> _Provided information_
--- begin ---

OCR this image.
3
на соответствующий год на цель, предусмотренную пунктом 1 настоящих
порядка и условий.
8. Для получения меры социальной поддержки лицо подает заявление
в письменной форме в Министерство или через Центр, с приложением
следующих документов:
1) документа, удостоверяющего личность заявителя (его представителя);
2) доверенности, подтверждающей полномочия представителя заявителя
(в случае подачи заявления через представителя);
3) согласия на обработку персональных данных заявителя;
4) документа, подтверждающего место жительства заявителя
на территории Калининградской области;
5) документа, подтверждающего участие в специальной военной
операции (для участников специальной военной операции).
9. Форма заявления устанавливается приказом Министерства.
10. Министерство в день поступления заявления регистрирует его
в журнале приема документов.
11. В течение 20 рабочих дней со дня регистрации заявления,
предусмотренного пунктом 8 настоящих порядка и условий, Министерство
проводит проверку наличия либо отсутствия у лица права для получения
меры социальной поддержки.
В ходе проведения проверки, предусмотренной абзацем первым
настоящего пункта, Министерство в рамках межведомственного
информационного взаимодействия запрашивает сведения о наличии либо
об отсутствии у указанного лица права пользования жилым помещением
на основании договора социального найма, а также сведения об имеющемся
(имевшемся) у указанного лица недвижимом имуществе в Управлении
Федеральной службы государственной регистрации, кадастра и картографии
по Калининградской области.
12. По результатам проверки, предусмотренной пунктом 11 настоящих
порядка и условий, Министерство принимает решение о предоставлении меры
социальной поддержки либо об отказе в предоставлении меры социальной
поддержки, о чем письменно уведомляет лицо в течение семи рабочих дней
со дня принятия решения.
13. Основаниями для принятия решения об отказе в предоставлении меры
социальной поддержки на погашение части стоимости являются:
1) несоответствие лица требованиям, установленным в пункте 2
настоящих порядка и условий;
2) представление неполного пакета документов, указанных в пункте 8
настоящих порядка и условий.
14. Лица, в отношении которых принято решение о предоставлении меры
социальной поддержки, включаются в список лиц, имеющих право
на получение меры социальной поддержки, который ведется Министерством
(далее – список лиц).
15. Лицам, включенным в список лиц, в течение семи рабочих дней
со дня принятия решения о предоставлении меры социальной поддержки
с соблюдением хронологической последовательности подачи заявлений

--- end ---

> _What you have to do_
Write out every entry above, word for word.

> _Task response_
OCR this image.
3
на соответствующий год на цель, предусмотренную пунктом 1 настоящих
порядка и условий.
8. Для получения меры социальной поддержки лицо подает заявление
в письменной форме в Министерство или через Центр, с приложением
следующих документов:
1) документа, удостоверяющего личность заявителя (его представителя);
2) доверенности, подтверждающей полномочия представителя заявителя
(в случае подачи заявления через представителя);
3) согласия на обработку персональных данных заявителя;
4) документа, подтверждающего место жительства заявителя
на территории Калининградской области;
5) документа, подтверждающего участие в специальной военной
операции (для участников специальной военной операции).
9. Форма заявления устанавливается приказом Министерства.
10. Министерство в день поступления заявления регистрирует его
в журнале приема документов.
11. В течение 20 рабочих дней со дня регистрации заявления,
предусмотренного пунктом 8 настоящих порядка и условий, Министерство
проводит проверку наличия либо отсутствия у лица права для получения
меры социальной поддержки.
В ходе проведения проверки, предусмотренной абзацем первым
настоящего пункта, Министерство в рамках межведомственного
информационного взаимодействия запрашивает сведения о наличии либо
об отсутствии у указанного лица права пользования жилым помещением
на основании договора социального найма, а также сведения об имеющемся
(имевшемся) у указанного лица недвижимом имуществе в Управлении
Федеральной службы государственной регистрации, кадастра и картографии
по Калининградской области.
12. По результатам проверки, предусмотренной пунктом 11 настоящих
порядка и условий, Министерство принимает решение о предоставлении меры
социальной поддержки либо об отказе в предоставлении меры социальной
поддержки, о чем письменно уведомляет лицо в течение семи рабочих дней
со дня принятия решения.
13. Основаниями для принятия решения об отказе в предоставлении меры
социальной поддержки на погашение части стоимости являются:
1) несоответствие лица требованиям, установленным в пункте 2
настоящих порядка и условий;
2) представление неполного пакета документов, указанных в пункте 8
настоящих порядка и условий.
14. Лица, в отношении которых принято решение о предоставлении меры
социальной поддержки, включаются в список лиц, имеющих право
на получение меры социальной поддержки, который ведется Министерством
(далее – список лиц).
15. Лицам, включенным в список лиц, в течение семи рабочих дней
со дня принятия решения о предоставлении меры социальной поддержки
с соблюдением хронологической последовательности подачи заявлений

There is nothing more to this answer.